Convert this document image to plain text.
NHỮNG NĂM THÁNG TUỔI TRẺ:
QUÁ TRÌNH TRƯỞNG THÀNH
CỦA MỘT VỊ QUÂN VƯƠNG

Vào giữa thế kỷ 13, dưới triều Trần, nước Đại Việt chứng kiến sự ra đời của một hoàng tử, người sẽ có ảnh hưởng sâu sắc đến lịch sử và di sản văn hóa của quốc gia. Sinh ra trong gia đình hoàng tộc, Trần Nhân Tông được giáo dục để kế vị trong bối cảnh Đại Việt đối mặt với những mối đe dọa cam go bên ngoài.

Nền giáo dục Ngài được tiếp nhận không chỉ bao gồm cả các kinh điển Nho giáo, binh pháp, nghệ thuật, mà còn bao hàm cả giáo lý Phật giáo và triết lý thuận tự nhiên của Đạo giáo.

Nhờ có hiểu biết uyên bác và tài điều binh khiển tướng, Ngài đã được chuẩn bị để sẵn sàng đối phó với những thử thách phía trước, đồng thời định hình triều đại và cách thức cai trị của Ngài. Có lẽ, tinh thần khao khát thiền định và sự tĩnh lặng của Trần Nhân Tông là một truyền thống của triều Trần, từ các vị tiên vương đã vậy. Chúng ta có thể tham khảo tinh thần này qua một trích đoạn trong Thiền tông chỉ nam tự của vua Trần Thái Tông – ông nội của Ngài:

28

• • • • • • •

*Objective*. Extract the data exactly as given.

*Finished task*.
Convert this document image to plain text.
NHỮNG NĂM THÁNG TUỔI TRẺ:
QUÁ TRÌNH TRƯỞNG THÀNH
CỦA MỘT VỊ QUÂN VƯƠNG

Vào giữa thế kỷ 13, dưới triều Trần, nước Đại Việt chứng kiến sự ra đời của một hoàng tử, người sẽ có ảnh hưởng sâu sắc đến lịch sử và di sản văn hóa của quốc gia. Sinh ra trong gia đình hoàng tộc, Trần Nhân Tông được giáo dục để kế vị trong bối cảnh Đại Việt đối mặt với những mối đe dọa cam go bên ngoài.

Nền giáo dục Ngài được tiếp nhận không chỉ bao gồm cả các kinh điển Nho giáo, binh pháp, nghệ thuật, mà còn bao hàm cả giáo lý Phật giáo và triết lý thuận tự nhiên của Đạo giáo.

Nhờ có hiểu biết uyên bác và tài điều binh khiển tướng, Ngài đã được chuẩn bị để sẵn sàng đối phó với những thử thách phía trước, đồng thời định hình triều đại và cách thức cai trị của Ngài. Có lẽ, tinh thần khao khát thiền định và sự tĩnh lặng của Trần Nhân Tông là một truyền thống của triều Trần, từ các vị tiên vương đã vậy. Chúng ta có thể tham khảo tinh thần này qua một trích đoạn trong Thiền tông chỉ nam tự của vua Trần Thái Tông – ông nội của Ngài:

28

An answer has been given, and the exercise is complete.